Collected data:
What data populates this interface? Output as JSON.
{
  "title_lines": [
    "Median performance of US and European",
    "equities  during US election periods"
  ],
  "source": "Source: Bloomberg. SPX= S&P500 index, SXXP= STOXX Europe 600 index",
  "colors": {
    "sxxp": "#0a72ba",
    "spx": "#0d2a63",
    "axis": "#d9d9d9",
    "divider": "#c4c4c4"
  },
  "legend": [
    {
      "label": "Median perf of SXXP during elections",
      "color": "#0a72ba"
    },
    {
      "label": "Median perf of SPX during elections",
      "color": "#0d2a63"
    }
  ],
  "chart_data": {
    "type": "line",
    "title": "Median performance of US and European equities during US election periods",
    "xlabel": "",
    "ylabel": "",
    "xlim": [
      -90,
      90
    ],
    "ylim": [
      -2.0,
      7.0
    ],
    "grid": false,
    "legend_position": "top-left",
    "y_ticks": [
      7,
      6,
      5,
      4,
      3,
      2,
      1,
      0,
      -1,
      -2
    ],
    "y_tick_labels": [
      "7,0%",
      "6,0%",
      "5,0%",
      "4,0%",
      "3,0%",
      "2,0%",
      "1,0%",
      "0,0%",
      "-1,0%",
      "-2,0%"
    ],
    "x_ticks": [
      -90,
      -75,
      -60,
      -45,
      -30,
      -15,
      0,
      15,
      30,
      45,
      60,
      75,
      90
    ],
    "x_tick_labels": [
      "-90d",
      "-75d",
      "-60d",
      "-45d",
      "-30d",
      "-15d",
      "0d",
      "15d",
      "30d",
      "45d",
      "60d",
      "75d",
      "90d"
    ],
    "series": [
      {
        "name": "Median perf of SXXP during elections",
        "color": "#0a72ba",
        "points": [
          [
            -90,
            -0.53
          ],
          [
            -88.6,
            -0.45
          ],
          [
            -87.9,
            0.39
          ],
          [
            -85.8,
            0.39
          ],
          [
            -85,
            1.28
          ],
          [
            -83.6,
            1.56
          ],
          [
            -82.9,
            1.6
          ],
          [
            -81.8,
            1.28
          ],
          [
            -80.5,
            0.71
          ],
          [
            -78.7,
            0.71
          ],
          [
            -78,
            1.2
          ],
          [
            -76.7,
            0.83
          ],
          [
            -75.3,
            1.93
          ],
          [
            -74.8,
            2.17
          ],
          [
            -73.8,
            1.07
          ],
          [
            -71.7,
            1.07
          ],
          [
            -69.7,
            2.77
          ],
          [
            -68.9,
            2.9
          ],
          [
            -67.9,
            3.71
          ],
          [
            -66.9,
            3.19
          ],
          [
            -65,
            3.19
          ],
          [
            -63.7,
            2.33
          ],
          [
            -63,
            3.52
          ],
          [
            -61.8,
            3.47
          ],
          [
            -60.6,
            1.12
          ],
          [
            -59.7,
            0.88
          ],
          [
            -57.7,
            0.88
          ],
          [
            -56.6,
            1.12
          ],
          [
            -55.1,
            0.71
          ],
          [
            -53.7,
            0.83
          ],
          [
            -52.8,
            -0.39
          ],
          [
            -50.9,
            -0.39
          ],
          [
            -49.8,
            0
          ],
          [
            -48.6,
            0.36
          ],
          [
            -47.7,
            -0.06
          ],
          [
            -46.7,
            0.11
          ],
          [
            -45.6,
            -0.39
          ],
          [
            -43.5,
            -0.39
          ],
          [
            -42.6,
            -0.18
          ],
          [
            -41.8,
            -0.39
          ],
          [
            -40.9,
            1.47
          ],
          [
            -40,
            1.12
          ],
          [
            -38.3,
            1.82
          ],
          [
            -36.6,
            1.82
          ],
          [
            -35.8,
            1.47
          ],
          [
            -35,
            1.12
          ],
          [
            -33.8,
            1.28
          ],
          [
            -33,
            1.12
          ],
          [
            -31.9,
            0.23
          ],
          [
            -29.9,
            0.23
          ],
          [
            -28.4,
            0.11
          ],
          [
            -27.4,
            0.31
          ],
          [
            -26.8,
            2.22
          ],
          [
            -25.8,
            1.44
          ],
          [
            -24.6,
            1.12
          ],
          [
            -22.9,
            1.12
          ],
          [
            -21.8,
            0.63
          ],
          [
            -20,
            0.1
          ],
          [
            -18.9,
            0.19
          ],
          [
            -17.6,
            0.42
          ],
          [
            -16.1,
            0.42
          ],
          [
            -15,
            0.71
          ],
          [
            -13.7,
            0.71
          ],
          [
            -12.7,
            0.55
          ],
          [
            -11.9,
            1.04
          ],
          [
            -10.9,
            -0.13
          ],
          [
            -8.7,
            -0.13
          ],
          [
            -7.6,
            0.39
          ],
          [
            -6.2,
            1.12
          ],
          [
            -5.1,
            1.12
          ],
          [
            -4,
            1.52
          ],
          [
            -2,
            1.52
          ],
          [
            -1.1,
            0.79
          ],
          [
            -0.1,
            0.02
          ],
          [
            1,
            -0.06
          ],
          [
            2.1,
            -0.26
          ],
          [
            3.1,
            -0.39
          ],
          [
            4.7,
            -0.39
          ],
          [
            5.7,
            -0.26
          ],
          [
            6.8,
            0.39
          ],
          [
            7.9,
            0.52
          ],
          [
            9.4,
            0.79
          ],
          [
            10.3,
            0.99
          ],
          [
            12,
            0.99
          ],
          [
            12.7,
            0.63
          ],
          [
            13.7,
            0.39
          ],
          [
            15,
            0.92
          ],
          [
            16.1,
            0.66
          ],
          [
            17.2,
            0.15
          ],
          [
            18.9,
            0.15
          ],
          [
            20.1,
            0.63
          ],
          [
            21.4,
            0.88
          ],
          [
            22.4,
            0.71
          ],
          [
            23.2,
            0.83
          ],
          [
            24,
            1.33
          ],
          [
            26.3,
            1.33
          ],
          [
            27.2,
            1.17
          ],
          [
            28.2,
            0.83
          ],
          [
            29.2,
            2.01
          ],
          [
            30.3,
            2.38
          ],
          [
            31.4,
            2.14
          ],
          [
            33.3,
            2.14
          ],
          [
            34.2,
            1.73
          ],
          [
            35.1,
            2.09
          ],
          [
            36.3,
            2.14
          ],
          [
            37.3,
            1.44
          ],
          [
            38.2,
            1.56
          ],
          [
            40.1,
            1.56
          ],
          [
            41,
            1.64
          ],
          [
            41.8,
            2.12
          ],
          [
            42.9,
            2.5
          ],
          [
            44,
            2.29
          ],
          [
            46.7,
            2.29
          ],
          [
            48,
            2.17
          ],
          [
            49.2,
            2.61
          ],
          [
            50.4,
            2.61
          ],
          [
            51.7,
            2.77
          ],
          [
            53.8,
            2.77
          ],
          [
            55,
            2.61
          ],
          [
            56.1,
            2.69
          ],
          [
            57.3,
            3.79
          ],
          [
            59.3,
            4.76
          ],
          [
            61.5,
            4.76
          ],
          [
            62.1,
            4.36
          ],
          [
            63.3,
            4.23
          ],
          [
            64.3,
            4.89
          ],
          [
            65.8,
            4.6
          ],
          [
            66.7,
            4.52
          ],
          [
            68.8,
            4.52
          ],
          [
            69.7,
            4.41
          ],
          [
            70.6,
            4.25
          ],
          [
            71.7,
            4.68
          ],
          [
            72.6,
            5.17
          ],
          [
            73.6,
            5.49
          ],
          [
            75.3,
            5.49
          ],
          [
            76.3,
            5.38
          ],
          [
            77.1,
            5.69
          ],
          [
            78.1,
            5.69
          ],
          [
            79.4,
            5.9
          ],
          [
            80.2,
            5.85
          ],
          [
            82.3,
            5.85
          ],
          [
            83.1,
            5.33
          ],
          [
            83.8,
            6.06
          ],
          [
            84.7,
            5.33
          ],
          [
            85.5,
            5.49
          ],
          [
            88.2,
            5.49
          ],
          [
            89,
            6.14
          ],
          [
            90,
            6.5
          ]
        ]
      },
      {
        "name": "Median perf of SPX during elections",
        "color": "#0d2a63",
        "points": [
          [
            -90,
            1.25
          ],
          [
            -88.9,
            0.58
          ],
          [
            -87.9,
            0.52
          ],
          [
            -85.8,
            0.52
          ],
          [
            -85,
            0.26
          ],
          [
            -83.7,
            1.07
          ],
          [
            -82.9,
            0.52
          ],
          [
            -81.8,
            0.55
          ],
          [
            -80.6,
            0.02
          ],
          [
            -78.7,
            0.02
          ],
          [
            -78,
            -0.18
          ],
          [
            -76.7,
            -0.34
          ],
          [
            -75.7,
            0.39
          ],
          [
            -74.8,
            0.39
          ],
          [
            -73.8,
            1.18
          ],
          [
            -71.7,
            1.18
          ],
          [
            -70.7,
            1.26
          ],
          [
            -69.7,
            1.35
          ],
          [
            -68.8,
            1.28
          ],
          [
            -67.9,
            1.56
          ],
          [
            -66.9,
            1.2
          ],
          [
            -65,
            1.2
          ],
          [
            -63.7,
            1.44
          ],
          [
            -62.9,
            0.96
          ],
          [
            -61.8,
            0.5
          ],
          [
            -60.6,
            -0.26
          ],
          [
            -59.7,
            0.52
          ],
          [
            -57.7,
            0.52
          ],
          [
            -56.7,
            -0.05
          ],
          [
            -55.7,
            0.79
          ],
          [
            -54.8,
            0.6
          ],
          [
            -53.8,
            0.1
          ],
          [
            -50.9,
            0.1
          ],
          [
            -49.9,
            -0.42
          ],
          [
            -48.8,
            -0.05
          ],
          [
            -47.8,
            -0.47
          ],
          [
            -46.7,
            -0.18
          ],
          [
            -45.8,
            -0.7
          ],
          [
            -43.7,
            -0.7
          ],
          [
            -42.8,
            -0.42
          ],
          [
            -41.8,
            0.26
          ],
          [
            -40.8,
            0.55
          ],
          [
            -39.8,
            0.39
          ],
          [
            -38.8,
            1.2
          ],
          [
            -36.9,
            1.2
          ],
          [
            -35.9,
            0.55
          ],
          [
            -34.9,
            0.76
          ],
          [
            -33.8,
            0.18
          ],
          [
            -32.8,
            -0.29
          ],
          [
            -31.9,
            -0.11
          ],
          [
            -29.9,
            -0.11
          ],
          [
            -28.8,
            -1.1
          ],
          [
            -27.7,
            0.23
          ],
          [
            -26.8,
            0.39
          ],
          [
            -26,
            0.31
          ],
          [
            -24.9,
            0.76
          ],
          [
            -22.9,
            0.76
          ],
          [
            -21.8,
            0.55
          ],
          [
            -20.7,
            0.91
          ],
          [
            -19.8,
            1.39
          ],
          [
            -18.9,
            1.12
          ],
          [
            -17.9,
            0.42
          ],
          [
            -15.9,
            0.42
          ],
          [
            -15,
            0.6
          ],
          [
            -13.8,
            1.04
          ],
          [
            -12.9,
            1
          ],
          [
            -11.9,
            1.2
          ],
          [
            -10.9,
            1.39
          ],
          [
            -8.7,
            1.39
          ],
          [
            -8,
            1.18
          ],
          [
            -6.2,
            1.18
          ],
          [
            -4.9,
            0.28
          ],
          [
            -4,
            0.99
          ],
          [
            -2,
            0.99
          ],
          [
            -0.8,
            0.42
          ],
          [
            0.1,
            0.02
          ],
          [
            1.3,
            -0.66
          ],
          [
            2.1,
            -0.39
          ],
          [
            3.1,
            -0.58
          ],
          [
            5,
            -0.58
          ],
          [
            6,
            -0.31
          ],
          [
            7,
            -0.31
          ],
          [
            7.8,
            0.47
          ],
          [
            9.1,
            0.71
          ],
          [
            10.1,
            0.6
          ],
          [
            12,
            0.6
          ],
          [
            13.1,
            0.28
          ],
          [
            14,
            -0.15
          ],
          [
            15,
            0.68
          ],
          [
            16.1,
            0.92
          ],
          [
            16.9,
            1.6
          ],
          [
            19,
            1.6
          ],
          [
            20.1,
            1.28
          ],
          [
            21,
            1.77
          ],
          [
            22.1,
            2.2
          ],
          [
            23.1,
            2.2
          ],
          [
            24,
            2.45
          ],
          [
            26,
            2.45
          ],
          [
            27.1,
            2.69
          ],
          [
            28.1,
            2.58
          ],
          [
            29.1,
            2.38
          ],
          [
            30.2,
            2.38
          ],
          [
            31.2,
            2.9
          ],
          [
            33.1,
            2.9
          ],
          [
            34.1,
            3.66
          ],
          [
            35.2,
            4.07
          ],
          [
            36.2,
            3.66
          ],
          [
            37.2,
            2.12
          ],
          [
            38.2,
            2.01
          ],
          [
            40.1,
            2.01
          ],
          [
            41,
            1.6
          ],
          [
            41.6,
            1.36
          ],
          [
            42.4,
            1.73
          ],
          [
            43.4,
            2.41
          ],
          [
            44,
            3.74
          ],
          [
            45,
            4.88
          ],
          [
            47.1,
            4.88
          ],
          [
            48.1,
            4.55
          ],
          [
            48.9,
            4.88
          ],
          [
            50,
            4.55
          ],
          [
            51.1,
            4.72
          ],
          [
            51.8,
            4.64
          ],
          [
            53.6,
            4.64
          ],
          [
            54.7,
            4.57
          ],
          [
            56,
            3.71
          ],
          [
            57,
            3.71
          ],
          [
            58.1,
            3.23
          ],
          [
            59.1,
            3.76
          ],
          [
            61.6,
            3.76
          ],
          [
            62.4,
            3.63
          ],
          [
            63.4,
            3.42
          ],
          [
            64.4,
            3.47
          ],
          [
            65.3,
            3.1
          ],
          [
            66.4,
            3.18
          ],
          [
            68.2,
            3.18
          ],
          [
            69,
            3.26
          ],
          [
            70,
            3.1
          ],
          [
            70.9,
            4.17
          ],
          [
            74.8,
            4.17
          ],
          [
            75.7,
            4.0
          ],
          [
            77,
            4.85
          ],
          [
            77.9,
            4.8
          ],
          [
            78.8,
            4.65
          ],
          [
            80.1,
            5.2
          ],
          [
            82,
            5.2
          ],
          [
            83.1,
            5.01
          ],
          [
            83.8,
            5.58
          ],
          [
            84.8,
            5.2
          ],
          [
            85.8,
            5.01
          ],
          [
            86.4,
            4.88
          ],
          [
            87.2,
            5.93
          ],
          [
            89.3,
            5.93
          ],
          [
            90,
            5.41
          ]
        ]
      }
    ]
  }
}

▶ **EXERCISE OBJECTIVE**
Using the entries above, state how many lines include the word "performance", with no other words.

▶ **SOLUTION TO THIS EXERCISE**
2